Your job is to retype all of the data word for word, leaving every image out.

(Some records):
┄┄┄┄┄┄
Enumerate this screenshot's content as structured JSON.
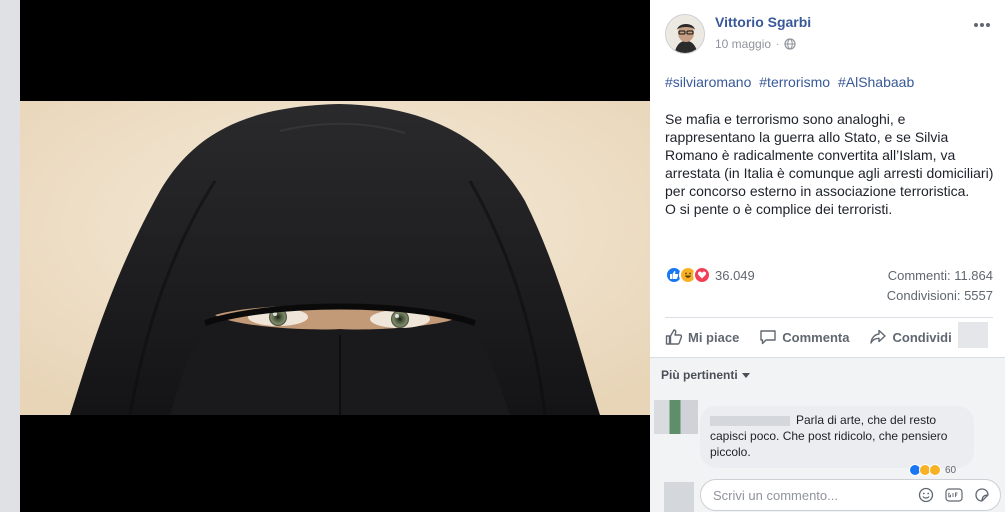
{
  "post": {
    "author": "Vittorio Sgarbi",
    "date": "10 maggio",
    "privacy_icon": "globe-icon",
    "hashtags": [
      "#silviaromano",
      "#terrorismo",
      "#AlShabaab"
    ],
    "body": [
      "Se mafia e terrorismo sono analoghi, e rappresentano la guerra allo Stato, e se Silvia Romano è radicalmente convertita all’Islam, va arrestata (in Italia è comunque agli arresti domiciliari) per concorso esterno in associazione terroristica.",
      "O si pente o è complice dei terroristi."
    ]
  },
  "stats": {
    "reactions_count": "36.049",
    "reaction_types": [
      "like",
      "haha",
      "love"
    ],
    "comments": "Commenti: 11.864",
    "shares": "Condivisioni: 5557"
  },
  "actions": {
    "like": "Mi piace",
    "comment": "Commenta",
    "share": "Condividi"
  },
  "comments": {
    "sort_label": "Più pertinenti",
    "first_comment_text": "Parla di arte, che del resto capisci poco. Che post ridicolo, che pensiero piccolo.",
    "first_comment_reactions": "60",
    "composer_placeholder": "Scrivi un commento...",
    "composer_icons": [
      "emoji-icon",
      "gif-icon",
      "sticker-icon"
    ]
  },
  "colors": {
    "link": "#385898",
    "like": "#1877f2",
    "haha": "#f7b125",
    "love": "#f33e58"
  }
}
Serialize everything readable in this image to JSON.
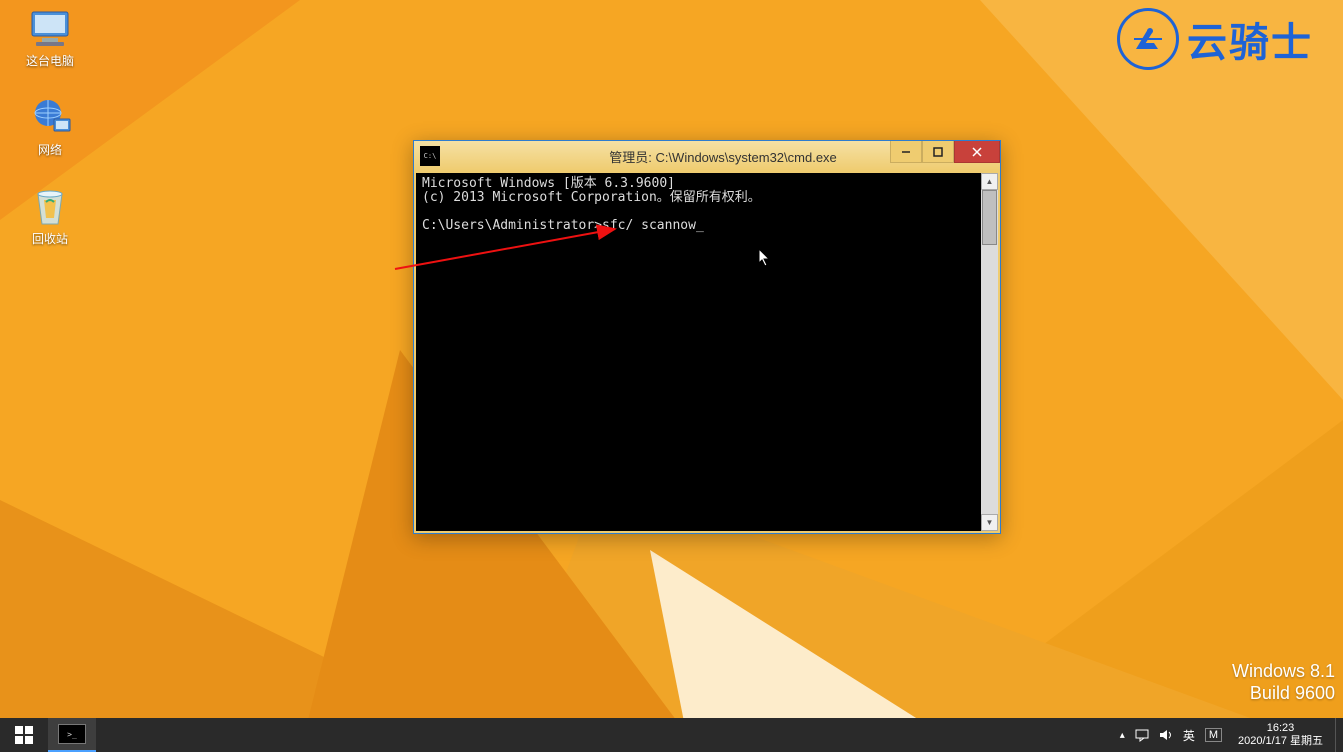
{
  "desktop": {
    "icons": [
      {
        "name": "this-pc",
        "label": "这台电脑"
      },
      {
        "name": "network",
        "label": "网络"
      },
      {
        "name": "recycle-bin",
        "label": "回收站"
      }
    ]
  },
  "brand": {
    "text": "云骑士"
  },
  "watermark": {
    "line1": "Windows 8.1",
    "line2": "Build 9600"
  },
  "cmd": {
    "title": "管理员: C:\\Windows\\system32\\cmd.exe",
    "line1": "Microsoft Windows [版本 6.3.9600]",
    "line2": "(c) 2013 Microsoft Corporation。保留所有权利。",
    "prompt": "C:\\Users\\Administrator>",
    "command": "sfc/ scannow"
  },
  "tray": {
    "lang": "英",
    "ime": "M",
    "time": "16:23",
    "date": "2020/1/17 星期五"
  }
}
┄┄┄┄┄┄
(RIGHT ANSWER):
Enumerate this screenshot's content as structured JSON.
{
  "post": {
    "author": "Vittorio Sgarbi",
    "date": "10 maggio",
    "privacy_icon": "globe-icon",
    "hashtags": [
      "#silviaromano",
      "#terrorismo",
      "#AlShabaab"
    ],
    "body": [
      "Se mafia e terrorismo sono analoghi, e rappresentano la guerra allo Stato, e se Silvia Romano è radicalmente convertita all’Islam, va arrestata (in Italia è comunque agli arresti domiciliari) per concorso esterno in associazione terroristica.",
      "O si pente o è complice dei terroristi."
    ]
  },
  "stats": {
    "reactions_count": "36.049",
    "reaction_types": [
      "like",
      "haha",
      "love"
    ],
    "comments": "Commenti: 11.864",
    "shares": "Condivisioni: 5557"
  },
  "actions": {
    "like": "Mi piace",
    "comment": "Commenta",
    "share": "Condividi"
  },
  "comments": {
    "sort_label": "Più pertinenti",
    "first_comment_text": "Parla di arte, che del resto capisci poco. Che post ridicolo, che pensiero piccolo.",
    "first_comment_reactions": "60",
    "composer_placeholder": "Scrivi un commento...",
    "composer_icons": [
      "emoji-icon",
      "gif-icon",
      "sticker-icon"
    ]
  },
  "colors": {
    "link": "#385898",
    "like": "#1877f2",
    "haha": "#f7b125",
    "love": "#f33e58"
  }
}
Serialize everything readable in this image to JSON.
{
  "desktop": {
    "icons": [
      {
        "name": "this-pc",
        "label": "这台电脑"
      },
      {
        "name": "network",
        "label": "网络"
      },
      {
        "name": "recycle-bin",
        "label": "回收站"
      }
    ]
  },
  "brand": {
    "text": "云骑士"
  },
  "watermark": {
    "line1": "Windows 8.1",
    "line2": "Build 9600"
  },
  "cmd": {
    "title": "管理员: C:\\Windows\\system32\\cmd.exe",
    "line1": "Microsoft Windows [版本 6.3.9600]",
    "line2": "(c) 2013 Microsoft Corporation。保留所有权利。",
    "prompt": "C:\\Users\\Administrator>",
    "command": "sfc/ scannow"
  },
  "tray": {
    "lang": "英",
    "ime": "M",
    "time": "16:23",
    "date": "2020/1/17 星期五"
  }
}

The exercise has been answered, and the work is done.